■ **Exercise instructions**: Print the listing as it stands, omitting all images.

+++

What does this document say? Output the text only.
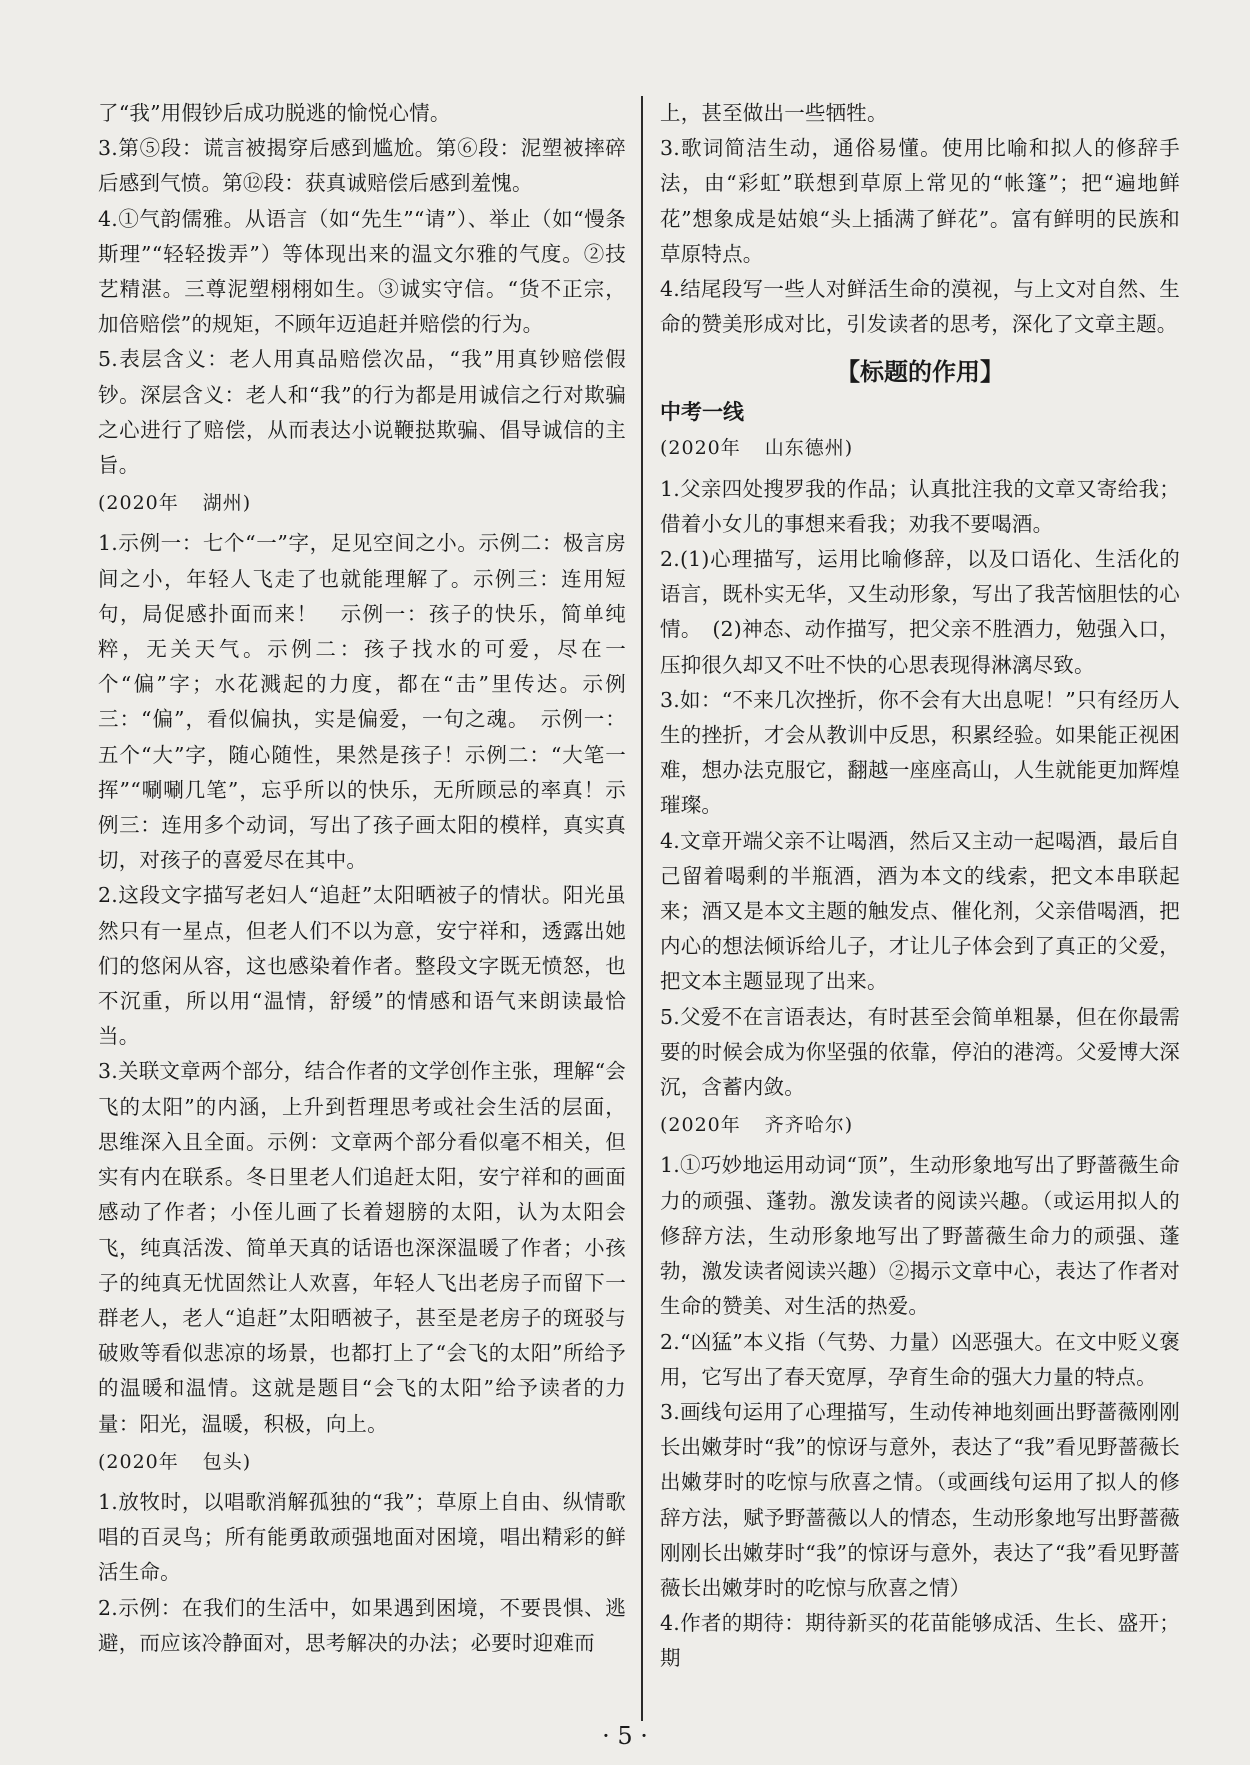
了“我”用假钞后成功脱逃的愉悦心情。

3.第⑤段：谎言被揭穿后感到尴尬。第⑥段：泥塑被摔碎后感到气愤。第⑫段：获真诚赔偿后感到羞愧。

4.①气韵儒雅。从语言（如“先生”“请”）、举止（如“慢条斯理”“轻轻拨弄”）等体现出来的温文尔雅的气度。②技艺精湛。三尊泥塑栩栩如生。③诚实守信。“货不正宗，加倍赔偿”的规矩，不顾年迈追赶并赔偿的行为。

5.表层含义：老人用真品赔偿次品，“我”用真钞赔偿假钞。深层含义：老人和“我”的行为都是用诚信之行对欺骗之心进行了赔偿，从而表达小说鞭挞欺骗、倡导诚信的主旨。

(2020年 湖州)

1.示例一：七个“一”字，足见空间之小。示例二：极言房间之小，年轻人飞走了也就能理解了。示例三：连用短句，局促感扑面而来！　示例一：孩子的快乐，简单纯粹，无关天气。示例二：孩子找水的可爱，尽在一个“偏”字；水花溅起的力度，都在“击”里传达。示例三：“偏”，看似偏执，实是偏爱，一句之魂。　示例一：五个“大”字，随心随性，果然是孩子！示例二：“大笔一挥”“唰唰几笔”，忘乎所以的快乐，无所顾忌的率真！示例三：连用多个动词，写出了孩子画太阳的模样，真实真切，对孩子的喜爱尽在其中。

2.这段文字描写老妇人“追赶”太阳晒被子的情状。阳光虽然只有一星点，但老人们不以为意，安宁祥和，透露出她们的悠闲从容，这也感染着作者。整段文字既无愤怒，也不沉重，所以用“温情，舒缓”的情感和语气来朗读最恰当。

3.关联文章两个部分，结合作者的文学创作主张，理解“会飞的太阳”的内涵，上升到哲理思考或社会生活的层面，思维深入且全面。示例：文章两个部分看似毫不相关，但实有内在联系。冬日里老人们追赶太阳，安宁祥和的画面感动了作者；小侄儿画了长着翅膀的太阳，认为太阳会飞，纯真活泼、简单天真的话语也深深温暖了作者；小孩子的纯真无忧固然让人欢喜，年轻人飞出老房子而留下一群老人，老人“追赶”太阳晒被子，甚至是老房子的斑驳与破败等看似悲凉的场景，也都打上了“会飞的太阳”所给予的温暖和温情。这就是题目“会飞的太阳”给予读者的力量：阳光，温暖，积极，向上。

(2020年 包头)

1.放牧时，以唱歌消解孤独的“我”；草原上自由、纵情歌唱的百灵鸟；所有能勇敢顽强地面对困境，唱出精彩的鲜活生命。

2.示例：在我们的生活中，如果遇到困境，不要畏惧、逃避，而应该冷静面对，思考解决的办法；必要时迎难而

上，甚至做出一些牺牲。

3.歌词简洁生动，通俗易懂。使用比喻和拟人的修辞手法，由“彩虹”联想到草原上常见的“帐篷”；把“遍地鲜花”想象成是姑娘“头上插满了鲜花”。富有鲜明的民族和草原特点。

4.结尾段写一些人对鲜活生命的漠视，与上文对自然、生命的赞美形成对比，引发读者的思考，深化了文章主题。

【标题的作用】
中考一线

(2020年 山东德州)

1.父亲四处搜罗我的作品；认真批注我的文章又寄给我；借着小女儿的事想来看我；劝我不要喝酒。

2.(1)心理描写，运用比喻修辞，以及口语化、生活化的语言，既朴实无华，又生动形象，写出了我苦恼胆怯的心情。　(2)神态、动作描写，把父亲不胜酒力，勉强入口，压抑很久却又不吐不快的心思表现得淋漓尽致。

3.如：“不来几次挫折，你不会有大出息呢！”只有经历人生的挫折，才会从教训中反思，积累经验。如果能正视困难，想办法克服它，翻越一座座高山，人生就能更加辉煌璀璨。

4.文章开端父亲不让喝酒，然后又主动一起喝酒，最后自己留着喝剩的半瓶酒，酒为本文的线索，把文本串联起来；酒又是本文主题的触发点、催化剂，父亲借喝酒，把内心的想法倾诉给儿子，才让儿子体会到了真正的父爱，把文本主题显现了出来。

5.父爱不在言语表达，有时甚至会简单粗暴，但在你最需要的时候会成为你坚强的依靠，停泊的港湾。父爱博大深沉，含蓄内敛。

(2020年 齐齐哈尔)

1.①巧妙地运用动词“顶”，生动形象地写出了野蔷薇生命力的顽强、蓬勃。激发读者的阅读兴趣。（或运用拟人的修辞方法，生动形象地写出了野蔷薇生命力的顽强、蓬勃，激发读者阅读兴趣）②揭示文章中心，表达了作者对生命的赞美、对生活的热爱。

2.“凶猛”本义指（气势、力量）凶恶强大。在文中贬义褒用，它写出了春天宽厚，孕育生命的强大力量的特点。

3.画线句运用了心理描写，生动传神地刻画出野蔷薇刚刚长出嫩芽时“我”的惊讶与意外，表达了“我”看见野蔷薇长出嫩芽时的吃惊与欣喜之情。（或画线句运用了拟人的修辞方法，赋予野蔷薇以人的情态，生动形象地写出野蔷薇刚刚长出嫩芽时“我”的惊讶与意外，表达了“我”看见野蔷薇长出嫩芽时的吃惊与欣喜之情）

4.作者的期待：期待新买的花苗能够成活、生长、盛开；期

· 5 ·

+++

■ **Result**:
What does this document say? Output the text only.
了“我”用假钞后成功脱逃的愉悦心情。

3.第⑤段：谎言被揭穿后感到尴尬。第⑥段：泥塑被摔碎后感到气愤。第⑫段：获真诚赔偿后感到羞愧。

4.①气韵儒雅。从语言（如“先生”“请”）、举止（如“慢条斯理”“轻轻拨弄”）等体现出来的温文尔雅的气度。②技艺精湛。三尊泥塑栩栩如生。③诚实守信。“货不正宗，加倍赔偿”的规矩，不顾年迈追赶并赔偿的行为。

5.表层含义：老人用真品赔偿次品，“我”用真钞赔偿假钞。深层含义：老人和“我”的行为都是用诚信之行对欺骗之心进行了赔偿，从而表达小说鞭挞欺骗、倡导诚信的主旨。

(2020年 湖州)

1.示例一：七个“一”字，足见空间之小。示例二：极言房间之小，年轻人飞走了也就能理解了。示例三：连用短句，局促感扑面而来！　示例一：孩子的快乐，简单纯粹，无关天气。示例二：孩子找水的可爱，尽在一个“偏”字；水花溅起的力度，都在“击”里传达。示例三：“偏”，看似偏执，实是偏爱，一句之魂。　示例一：五个“大”字，随心随性，果然是孩子！示例二：“大笔一挥”“唰唰几笔”，忘乎所以的快乐，无所顾忌的率真！示例三：连用多个动词，写出了孩子画太阳的模样，真实真切，对孩子的喜爱尽在其中。

2.这段文字描写老妇人“追赶”太阳晒被子的情状。阳光虽然只有一星点，但老人们不以为意，安宁祥和，透露出她们的悠闲从容，这也感染着作者。整段文字既无愤怒，也不沉重，所以用“温情，舒缓”的情感和语气来朗读最恰当。

3.关联文章两个部分，结合作者的文学创作主张，理解“会飞的太阳”的内涵，上升到哲理思考或社会生活的层面，思维深入且全面。示例：文章两个部分看似毫不相关，但实有内在联系。冬日里老人们追赶太阳，安宁祥和的画面感动了作者；小侄儿画了长着翅膀的太阳，认为太阳会飞，纯真活泼、简单天真的话语也深深温暖了作者；小孩子的纯真无忧固然让人欢喜，年轻人飞出老房子而留下一群老人，老人“追赶”太阳晒被子，甚至是老房子的斑驳与破败等看似悲凉的场景，也都打上了“会飞的太阳”所给予的温暖和温情。这就是题目“会飞的太阳”给予读者的力量：阳光，温暖，积极，向上。

(2020年 包头)

1.放牧时，以唱歌消解孤独的“我”；草原上自由、纵情歌唱的百灵鸟；所有能勇敢顽强地面对困境，唱出精彩的鲜活生命。

2.示例：在我们的生活中，如果遇到困境，不要畏惧、逃避，而应该冷静面对，思考解决的办法；必要时迎难而

上，甚至做出一些牺牲。

3.歌词简洁生动，通俗易懂。使用比喻和拟人的修辞手法，由“彩虹”联想到草原上常见的“帐篷”；把“遍地鲜花”想象成是姑娘“头上插满了鲜花”。富有鲜明的民族和草原特点。

4.结尾段写一些人对鲜活生命的漠视，与上文对自然、生命的赞美形成对比，引发读者的思考，深化了文章主题。

【标题的作用】
中考一线

(2020年 山东德州)

1.父亲四处搜罗我的作品；认真批注我的文章又寄给我；借着小女儿的事想来看我；劝我不要喝酒。

2.(1)心理描写，运用比喻修辞，以及口语化、生活化的语言，既朴实无华，又生动形象，写出了我苦恼胆怯的心情。　(2)神态、动作描写，把父亲不胜酒力，勉强入口，压抑很久却又不吐不快的心思表现得淋漓尽致。

3.如：“不来几次挫折，你不会有大出息呢！”只有经历人生的挫折，才会从教训中反思，积累经验。如果能正视困难，想办法克服它，翻越一座座高山，人生就能更加辉煌璀璨。

4.文章开端父亲不让喝酒，然后又主动一起喝酒，最后自己留着喝剩的半瓶酒，酒为本文的线索，把文本串联起来；酒又是本文主题的触发点、催化剂，父亲借喝酒，把内心的想法倾诉给儿子，才让儿子体会到了真正的父爱，把文本主题显现了出来。

5.父爱不在言语表达，有时甚至会简单粗暴，但在你最需要的时候会成为你坚强的依靠，停泊的港湾。父爱博大深沉，含蓄内敛。

(2020年 齐齐哈尔)

1.①巧妙地运用动词“顶”，生动形象地写出了野蔷薇生命力的顽强、蓬勃。激发读者的阅读兴趣。（或运用拟人的修辞方法，生动形象地写出了野蔷薇生命力的顽强、蓬勃，激发读者阅读兴趣）②揭示文章中心，表达了作者对生命的赞美、对生活的热爱。

2.“凶猛”本义指（气势、力量）凶恶强大。在文中贬义褒用，它写出了春天宽厚，孕育生命的强大力量的特点。

3.画线句运用了心理描写，生动传神地刻画出野蔷薇刚刚长出嫩芽时“我”的惊讶与意外，表达了“我”看见野蔷薇长出嫩芽时的吃惊与欣喜之情。（或画线句运用了拟人的修辞方法，赋予野蔷薇以人的情态，生动形象地写出野蔷薇刚刚长出嫩芽时“我”的惊讶与意外，表达了“我”看见野蔷薇长出嫩芽时的吃惊与欣喜之情）

4.作者的期待：期待新买的花苗能够成活、生长、盛开；期

· 5 ·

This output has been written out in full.